**Source records:**
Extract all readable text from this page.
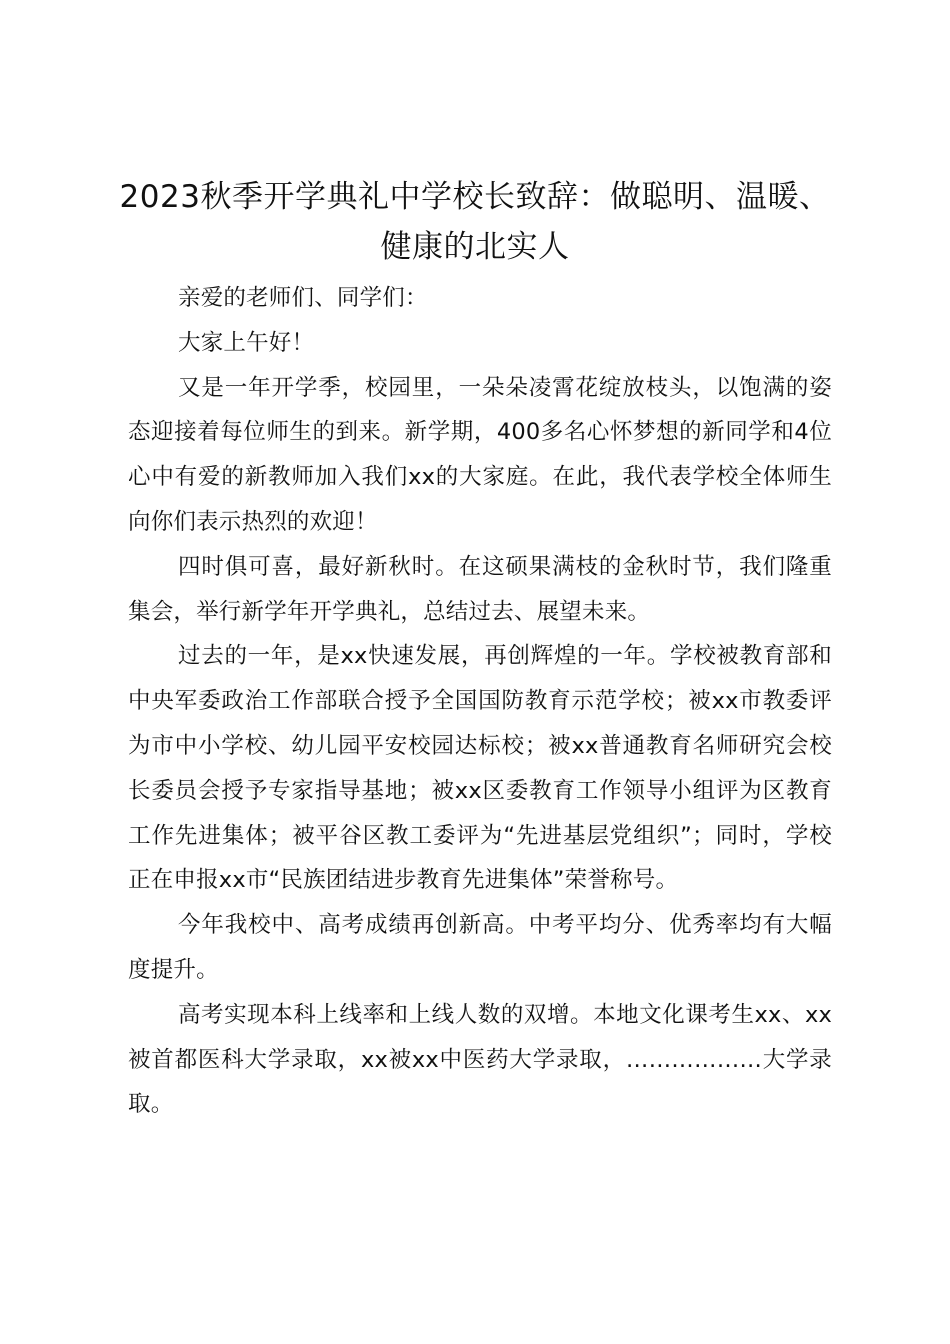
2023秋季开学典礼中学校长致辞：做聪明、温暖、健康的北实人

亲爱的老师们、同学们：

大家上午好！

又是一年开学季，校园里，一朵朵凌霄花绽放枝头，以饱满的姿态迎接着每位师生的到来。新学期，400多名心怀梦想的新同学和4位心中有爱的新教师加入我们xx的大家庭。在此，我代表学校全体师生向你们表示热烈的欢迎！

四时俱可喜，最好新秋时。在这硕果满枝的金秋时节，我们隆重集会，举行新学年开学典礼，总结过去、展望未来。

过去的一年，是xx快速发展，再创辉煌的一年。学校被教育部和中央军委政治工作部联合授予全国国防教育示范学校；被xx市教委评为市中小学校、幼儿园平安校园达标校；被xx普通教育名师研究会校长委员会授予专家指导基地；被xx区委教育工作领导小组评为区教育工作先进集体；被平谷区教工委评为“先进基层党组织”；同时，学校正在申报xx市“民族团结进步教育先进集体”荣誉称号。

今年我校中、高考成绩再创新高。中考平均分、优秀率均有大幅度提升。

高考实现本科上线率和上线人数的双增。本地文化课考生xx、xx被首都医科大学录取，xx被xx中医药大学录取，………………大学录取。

**Problem to solve:**
Transcribe the listing in full. Omit the pictures and keep every line exact.

**Complete output:**
Extract all readable text from this page.
2023秋季开学典礼中学校长致辞：做聪明、温暖、健康的北实人

亲爱的老师们、同学们：

大家上午好！

又是一年开学季，校园里，一朵朵凌霄花绽放枝头，以饱满的姿态迎接着每位师生的到来。新学期，400多名心怀梦想的新同学和4位心中有爱的新教师加入我们xx的大家庭。在此，我代表学校全体师生向你们表示热烈的欢迎！

四时俱可喜，最好新秋时。在这硕果满枝的金秋时节，我们隆重集会，举行新学年开学典礼，总结过去、展望未来。

过去的一年，是xx快速发展，再创辉煌的一年。学校被教育部和中央军委政治工作部联合授予全国国防教育示范学校；被xx市教委评为市中小学校、幼儿园平安校园达标校；被xx普通教育名师研究会校长委员会授予专家指导基地；被xx区委教育工作领导小组评为区教育工作先进集体；被平谷区教工委评为“先进基层党组织”；同时，学校正在申报xx市“民族团结进步教育先进集体”荣誉称号。

今年我校中、高考成绩再创新高。中考平均分、优秀率均有大幅度提升。

高考实现本科上线率和上线人数的双增。本地文化课考生xx、xx被首都医科大学录取，xx被xx中医药大学录取，………………大学录取。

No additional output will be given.